Request - Print the complete set of entries exactly.

Records about charts and figures
_ _ _ _ _
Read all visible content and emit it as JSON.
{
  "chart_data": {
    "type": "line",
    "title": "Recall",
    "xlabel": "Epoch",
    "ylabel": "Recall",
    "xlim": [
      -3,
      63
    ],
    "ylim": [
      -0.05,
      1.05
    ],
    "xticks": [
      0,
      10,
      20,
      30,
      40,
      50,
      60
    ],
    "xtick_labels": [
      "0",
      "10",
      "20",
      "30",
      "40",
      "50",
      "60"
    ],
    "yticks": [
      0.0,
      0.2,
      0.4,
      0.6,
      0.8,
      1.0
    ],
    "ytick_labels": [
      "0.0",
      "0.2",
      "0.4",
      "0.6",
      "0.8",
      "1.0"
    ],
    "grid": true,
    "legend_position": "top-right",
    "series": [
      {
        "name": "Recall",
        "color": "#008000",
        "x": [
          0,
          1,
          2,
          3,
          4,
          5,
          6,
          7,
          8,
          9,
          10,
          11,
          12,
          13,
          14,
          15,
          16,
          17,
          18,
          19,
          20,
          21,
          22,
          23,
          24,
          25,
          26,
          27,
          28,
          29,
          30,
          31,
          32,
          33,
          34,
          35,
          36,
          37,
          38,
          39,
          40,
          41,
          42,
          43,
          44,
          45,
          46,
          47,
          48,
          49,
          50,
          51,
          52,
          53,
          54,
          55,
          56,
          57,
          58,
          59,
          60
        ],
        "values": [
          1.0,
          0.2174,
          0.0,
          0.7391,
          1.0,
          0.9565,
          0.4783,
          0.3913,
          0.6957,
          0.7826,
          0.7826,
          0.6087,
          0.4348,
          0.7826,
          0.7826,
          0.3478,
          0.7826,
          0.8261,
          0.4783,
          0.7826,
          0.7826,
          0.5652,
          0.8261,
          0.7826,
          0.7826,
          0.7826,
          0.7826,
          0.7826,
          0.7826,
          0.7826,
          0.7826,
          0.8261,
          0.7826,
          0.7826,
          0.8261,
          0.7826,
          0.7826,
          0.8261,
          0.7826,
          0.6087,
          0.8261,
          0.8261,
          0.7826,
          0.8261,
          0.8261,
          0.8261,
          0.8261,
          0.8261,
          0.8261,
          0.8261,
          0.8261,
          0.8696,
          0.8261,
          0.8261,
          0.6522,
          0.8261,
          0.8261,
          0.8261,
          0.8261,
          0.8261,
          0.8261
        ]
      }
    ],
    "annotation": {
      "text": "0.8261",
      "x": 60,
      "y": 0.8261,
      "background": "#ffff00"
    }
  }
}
_ _ _ _ _
Answer to this problem -
Read all visible content and emit it as JSON.
{
  "chart_data": {
    "type": "line",
    "title": "Recall",
    "xlabel": "Epoch",
    "ylabel": "Recall",
    "xlim": [
      -3,
      63
    ],
    "ylim": [
      -0.05,
      1.05
    ],
    "xticks": [
      0,
      10,
      20,
      30,
      40,
      50,
      60
    ],
    "xtick_labels": [
      "0",
      "10",
      "20",
      "30",
      "40",
      "50",
      "60"
    ],
    "yticks": [
      0.0,
      0.2,
      0.4,
      0.6,
      0.8,
      1.0
    ],
    "ytick_labels": [
      "0.0",
      "0.2",
      "0.4",
      "0.6",
      "0.8",
      "1.0"
    ],
    "grid": true,
    "legend_position": "top-right",
    "series": [
      {
        "name": "Recall",
        "color": "#008000",
        "x": [
          0,
          1,
          2,
          3,
          4,
          5,
          6,
          7,
          8,
          9,
          10,
          11,
          12,
          13,
          14,
          15,
          16,
          17,
          18,
          19,
          20,
          21,
          22,
          23,
          24,
          25,
          26,
          27,
          28,
          29,
          30,
          31,
          32,
          33,
          34,
          35,
          36,
          37,
          38,
          39,
          40,
          41,
          42,
          43,
          44,
          45,
          46,
          47,
          48,
          49,
          50,
          51,
          52,
          53,
          54,
          55,
          56,
          57,
          58,
          59,
          60
        ],
        "values": [
          1.0,
          0.2174,
          0.0,
          0.7391,
          1.0,
          0.9565,
          0.4783,
          0.3913,
          0.6957,
          0.7826,
          0.7826,
          0.6087,
          0.4348,
          0.7826,
          0.7826,
          0.3478,
          0.7826,
          0.8261,
          0.4783,
          0.7826,
          0.7826,
          0.5652,
          0.8261,
          0.7826,
          0.7826,
          0.7826,
          0.7826,
          0.7826,
          0.7826,
          0.7826,
          0.7826,
          0.8261,
          0.7826,
          0.7826,
          0.8261,
          0.7826,
          0.7826,
          0.8261,
          0.7826,
          0.6087,
          0.8261,
          0.8261,
          0.7826,
          0.8261,
          0.8261,
          0.8261,
          0.8261,
          0.8261,
          0.8261,
          0.8261,
          0.8261,
          0.8696,
          0.8261,
          0.8261,
          0.6522,
          0.8261,
          0.8261,
          0.8261,
          0.8261,
          0.8261,
          0.8261
        ]
      }
    ],
    "annotation": {
      "text": "0.8261",
      "x": 60,
      "y": 0.8261,
      "background": "#ffff00"
    }
  }
}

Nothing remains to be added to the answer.